§ Your objective: Gather every line below where "date" appears.

— START Excerpted data —

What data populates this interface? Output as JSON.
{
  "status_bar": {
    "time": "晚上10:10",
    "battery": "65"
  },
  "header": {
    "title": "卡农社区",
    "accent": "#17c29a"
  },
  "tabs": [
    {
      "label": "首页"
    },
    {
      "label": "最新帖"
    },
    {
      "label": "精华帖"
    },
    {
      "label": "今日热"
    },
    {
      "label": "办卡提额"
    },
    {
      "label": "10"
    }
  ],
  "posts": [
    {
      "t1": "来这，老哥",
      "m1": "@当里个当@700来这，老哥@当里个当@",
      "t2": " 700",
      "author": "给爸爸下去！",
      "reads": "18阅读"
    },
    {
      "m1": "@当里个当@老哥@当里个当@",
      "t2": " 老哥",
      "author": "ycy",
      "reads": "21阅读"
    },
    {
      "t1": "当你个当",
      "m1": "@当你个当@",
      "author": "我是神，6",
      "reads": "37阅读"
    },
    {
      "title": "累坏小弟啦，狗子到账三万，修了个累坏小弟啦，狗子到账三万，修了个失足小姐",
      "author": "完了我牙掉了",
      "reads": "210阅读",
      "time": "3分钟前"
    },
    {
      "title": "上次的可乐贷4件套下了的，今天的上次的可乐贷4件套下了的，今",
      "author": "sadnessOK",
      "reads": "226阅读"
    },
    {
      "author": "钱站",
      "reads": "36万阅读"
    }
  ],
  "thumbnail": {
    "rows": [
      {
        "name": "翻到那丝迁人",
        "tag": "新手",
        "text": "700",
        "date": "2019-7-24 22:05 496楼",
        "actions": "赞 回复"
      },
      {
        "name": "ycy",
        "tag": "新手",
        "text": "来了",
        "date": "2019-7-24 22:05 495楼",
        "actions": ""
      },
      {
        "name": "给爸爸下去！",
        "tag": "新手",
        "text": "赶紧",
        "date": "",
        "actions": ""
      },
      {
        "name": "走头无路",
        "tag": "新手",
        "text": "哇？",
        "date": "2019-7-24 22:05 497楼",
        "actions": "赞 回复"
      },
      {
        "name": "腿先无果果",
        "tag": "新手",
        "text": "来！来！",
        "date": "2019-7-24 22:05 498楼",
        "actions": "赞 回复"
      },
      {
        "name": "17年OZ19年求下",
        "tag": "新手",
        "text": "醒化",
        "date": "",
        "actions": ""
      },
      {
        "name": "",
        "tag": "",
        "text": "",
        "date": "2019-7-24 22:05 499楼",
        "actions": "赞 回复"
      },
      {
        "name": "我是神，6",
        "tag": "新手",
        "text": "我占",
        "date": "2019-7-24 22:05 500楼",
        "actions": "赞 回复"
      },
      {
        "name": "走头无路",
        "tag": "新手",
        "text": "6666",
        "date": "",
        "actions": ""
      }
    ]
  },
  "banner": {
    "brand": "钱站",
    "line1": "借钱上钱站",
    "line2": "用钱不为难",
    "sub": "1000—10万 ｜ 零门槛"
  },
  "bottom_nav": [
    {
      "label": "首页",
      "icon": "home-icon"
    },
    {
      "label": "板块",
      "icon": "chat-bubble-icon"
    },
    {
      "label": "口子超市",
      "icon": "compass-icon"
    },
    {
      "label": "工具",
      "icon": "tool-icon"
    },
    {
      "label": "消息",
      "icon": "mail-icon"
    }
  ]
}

— END Excerpted data —

§ Completed task:
        "date": "2019-7-24 22:05 496楼",
        "date": "2019-7-24 22:05 495楼",
        "date": "",
        "date": "2019-7-24 22:05 497楼",
        "date": "2019-7-24 22:05 498楼",
        "date": "",
        "date": "2019-7-24 22:05 499楼",
        "date": "2019-7-24 22:05 500楼",
        "date": "",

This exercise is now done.